**PROMPT**
Show all lines from the listing below that contain "dokumentów".

========

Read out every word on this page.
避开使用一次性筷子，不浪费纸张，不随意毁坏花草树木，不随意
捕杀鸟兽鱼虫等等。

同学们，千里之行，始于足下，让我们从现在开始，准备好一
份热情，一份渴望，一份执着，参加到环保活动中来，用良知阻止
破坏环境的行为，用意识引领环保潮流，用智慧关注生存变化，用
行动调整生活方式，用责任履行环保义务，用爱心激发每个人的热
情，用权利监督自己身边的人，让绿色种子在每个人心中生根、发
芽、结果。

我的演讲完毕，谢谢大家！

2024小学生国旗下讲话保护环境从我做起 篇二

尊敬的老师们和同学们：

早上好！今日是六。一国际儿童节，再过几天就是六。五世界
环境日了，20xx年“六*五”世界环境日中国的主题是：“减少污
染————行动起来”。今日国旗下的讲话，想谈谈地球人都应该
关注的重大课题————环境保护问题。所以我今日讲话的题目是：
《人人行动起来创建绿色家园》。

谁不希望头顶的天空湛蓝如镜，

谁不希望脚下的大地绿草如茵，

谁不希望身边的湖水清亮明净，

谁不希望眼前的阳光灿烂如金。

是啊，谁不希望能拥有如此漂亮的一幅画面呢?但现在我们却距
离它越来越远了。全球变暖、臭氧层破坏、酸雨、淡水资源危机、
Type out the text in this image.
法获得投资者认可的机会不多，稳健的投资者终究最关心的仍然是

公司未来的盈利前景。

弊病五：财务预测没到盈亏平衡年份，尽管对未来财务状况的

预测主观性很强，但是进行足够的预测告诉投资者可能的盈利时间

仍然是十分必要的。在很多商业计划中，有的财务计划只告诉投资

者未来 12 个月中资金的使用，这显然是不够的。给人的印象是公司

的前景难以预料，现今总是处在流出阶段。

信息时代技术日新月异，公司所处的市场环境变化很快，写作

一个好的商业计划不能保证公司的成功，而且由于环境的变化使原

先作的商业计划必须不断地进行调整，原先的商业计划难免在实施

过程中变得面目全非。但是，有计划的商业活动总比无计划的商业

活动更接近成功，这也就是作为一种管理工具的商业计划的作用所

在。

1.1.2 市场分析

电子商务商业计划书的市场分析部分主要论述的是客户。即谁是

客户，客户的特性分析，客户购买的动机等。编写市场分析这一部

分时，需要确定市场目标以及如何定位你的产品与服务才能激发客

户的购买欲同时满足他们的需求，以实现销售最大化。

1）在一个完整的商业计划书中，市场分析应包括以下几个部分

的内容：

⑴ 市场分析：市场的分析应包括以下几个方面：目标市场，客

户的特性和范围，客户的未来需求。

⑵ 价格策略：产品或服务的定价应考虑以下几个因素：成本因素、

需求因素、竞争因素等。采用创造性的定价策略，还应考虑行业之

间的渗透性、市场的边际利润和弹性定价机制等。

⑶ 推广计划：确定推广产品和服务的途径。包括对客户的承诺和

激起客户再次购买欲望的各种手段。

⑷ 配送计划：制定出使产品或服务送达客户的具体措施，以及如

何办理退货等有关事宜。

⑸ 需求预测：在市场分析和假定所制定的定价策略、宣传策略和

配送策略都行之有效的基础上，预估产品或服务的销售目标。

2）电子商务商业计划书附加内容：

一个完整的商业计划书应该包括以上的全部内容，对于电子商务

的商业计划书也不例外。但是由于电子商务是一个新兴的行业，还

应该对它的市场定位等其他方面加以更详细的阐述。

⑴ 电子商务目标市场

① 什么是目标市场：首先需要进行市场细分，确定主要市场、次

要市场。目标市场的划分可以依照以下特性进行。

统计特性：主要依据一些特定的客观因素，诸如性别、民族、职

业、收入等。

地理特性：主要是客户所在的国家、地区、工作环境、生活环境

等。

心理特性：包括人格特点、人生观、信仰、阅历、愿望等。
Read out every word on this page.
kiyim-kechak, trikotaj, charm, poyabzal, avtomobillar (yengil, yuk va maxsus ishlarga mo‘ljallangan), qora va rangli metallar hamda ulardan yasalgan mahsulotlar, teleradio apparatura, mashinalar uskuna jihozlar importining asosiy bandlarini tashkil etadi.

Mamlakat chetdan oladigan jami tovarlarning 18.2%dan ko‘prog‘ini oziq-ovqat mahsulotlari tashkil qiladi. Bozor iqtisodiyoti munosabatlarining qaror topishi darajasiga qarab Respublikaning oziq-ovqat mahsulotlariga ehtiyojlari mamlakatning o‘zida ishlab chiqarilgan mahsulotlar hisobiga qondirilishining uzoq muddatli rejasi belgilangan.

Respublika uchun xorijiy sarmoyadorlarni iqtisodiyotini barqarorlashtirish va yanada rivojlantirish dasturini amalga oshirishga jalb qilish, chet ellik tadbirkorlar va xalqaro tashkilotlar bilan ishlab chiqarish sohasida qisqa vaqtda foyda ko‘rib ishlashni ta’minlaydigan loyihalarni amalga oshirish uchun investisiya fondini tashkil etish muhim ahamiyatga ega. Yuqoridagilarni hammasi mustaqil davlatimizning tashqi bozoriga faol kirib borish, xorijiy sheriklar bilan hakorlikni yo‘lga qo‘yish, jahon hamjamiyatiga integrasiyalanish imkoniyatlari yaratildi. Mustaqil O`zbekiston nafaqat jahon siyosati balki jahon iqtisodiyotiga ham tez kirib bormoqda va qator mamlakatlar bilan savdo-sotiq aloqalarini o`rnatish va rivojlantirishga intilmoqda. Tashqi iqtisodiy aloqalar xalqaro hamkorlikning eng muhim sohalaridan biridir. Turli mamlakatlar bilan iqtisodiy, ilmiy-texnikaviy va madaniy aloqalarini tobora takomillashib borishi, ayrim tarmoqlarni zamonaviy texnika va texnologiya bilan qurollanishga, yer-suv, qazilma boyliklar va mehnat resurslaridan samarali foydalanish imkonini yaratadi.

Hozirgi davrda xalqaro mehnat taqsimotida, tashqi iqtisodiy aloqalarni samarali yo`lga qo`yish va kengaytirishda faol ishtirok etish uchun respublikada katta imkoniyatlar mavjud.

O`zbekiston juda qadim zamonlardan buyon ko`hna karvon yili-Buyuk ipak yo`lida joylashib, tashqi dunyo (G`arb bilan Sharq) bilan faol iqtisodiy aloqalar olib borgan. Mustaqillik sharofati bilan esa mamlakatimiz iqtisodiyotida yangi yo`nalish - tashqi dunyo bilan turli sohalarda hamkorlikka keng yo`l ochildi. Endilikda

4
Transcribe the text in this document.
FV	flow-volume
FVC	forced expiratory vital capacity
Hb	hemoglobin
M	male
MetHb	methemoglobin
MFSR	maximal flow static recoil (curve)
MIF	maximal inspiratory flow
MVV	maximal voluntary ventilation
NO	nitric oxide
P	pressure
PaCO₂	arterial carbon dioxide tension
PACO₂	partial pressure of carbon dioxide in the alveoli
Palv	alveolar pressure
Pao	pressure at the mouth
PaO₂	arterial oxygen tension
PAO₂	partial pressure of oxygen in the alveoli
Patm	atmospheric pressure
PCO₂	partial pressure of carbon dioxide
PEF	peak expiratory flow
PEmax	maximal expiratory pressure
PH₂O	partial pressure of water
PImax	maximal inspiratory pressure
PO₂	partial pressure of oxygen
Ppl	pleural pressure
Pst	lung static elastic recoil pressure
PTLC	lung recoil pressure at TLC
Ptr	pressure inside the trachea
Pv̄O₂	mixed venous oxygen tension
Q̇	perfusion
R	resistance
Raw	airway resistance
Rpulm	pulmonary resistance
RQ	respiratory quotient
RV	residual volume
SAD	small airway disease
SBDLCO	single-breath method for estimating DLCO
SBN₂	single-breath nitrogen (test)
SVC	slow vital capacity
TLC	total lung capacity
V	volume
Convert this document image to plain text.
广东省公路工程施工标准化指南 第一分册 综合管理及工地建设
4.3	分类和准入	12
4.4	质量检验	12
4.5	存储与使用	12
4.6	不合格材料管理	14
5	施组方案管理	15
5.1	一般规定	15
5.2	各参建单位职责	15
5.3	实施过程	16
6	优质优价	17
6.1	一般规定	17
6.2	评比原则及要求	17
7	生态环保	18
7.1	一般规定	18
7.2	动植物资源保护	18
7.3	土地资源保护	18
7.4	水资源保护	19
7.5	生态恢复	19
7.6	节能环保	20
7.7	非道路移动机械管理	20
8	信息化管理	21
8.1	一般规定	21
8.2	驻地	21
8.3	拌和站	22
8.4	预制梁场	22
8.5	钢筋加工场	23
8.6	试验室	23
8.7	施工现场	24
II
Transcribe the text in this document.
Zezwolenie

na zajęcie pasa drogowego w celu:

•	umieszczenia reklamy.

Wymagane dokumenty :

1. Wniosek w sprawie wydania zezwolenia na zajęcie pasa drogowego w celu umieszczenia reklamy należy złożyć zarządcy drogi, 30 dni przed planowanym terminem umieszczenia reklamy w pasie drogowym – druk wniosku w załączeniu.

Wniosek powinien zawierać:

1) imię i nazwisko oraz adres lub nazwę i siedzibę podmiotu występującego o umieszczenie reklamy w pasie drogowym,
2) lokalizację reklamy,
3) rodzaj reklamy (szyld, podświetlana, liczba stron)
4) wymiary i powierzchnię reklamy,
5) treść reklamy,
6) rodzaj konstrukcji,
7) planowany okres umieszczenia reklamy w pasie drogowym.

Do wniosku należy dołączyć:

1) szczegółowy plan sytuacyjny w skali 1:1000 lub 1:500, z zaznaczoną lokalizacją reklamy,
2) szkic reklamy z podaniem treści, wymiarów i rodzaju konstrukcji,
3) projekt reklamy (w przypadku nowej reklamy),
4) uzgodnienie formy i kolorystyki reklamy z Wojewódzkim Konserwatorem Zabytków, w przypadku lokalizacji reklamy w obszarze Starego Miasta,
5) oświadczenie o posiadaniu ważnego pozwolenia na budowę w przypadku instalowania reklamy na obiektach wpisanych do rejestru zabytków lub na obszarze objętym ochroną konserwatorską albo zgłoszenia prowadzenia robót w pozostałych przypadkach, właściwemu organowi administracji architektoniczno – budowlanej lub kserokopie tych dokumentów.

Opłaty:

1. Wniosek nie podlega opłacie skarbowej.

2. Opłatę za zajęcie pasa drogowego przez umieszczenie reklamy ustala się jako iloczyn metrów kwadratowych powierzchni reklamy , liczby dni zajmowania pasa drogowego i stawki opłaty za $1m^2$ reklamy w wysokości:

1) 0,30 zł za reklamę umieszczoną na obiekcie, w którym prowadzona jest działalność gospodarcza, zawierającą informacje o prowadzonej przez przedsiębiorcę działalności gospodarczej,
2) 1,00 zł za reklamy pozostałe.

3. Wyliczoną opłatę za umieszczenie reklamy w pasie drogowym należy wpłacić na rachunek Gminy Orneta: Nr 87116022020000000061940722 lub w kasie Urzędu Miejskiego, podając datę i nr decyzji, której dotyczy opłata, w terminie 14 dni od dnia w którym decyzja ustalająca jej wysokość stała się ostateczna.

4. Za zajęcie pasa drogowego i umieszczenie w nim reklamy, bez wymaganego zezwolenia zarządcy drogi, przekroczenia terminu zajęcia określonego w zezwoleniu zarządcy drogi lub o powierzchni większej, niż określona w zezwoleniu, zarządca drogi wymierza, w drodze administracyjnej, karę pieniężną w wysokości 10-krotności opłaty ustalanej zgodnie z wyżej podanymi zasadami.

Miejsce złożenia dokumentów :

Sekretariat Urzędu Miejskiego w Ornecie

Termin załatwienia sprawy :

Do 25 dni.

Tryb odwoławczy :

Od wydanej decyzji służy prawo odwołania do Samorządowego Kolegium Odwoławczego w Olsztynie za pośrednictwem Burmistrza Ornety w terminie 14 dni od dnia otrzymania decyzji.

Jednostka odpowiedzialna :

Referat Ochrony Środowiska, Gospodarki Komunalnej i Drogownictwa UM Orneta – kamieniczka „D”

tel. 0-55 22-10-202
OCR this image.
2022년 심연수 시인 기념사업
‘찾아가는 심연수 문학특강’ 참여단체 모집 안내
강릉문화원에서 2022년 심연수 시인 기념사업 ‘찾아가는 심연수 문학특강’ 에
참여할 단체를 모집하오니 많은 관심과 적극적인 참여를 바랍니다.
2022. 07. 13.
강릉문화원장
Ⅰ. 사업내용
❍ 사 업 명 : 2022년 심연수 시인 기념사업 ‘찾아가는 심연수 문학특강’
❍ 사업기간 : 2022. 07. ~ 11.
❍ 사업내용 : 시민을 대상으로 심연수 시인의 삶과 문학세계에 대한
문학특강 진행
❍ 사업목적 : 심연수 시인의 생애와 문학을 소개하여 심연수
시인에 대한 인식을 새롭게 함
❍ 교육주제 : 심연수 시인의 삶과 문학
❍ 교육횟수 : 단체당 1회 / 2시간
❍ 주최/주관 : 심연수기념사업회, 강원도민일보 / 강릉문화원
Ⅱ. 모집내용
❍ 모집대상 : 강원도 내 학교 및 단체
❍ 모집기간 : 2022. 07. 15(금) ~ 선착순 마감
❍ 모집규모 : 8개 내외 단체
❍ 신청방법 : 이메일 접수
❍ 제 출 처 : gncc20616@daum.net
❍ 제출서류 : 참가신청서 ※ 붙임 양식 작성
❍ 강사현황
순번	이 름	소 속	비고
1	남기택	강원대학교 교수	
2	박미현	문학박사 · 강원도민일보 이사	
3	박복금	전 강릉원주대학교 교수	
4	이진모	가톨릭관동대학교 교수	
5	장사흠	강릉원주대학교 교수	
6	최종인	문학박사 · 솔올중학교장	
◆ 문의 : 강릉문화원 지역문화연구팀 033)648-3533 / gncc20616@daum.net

========

**OUTPUT OF THE TASK**
5) oświadczenie o posiadaniu ważnego pozwolenia na budowę w przypadku instalowania reklamy na obiektach wpisanych do rejestru zabytków lub na obszarze objętym ochroną konserwatorską albo zgłoszenia prowadzenia robót w pozostałych przypadkach, właściwemu organowi administracji architektoniczno – budowlanej lub kserokopie tych dokumentów.
Miejsce złożenia dokumentów :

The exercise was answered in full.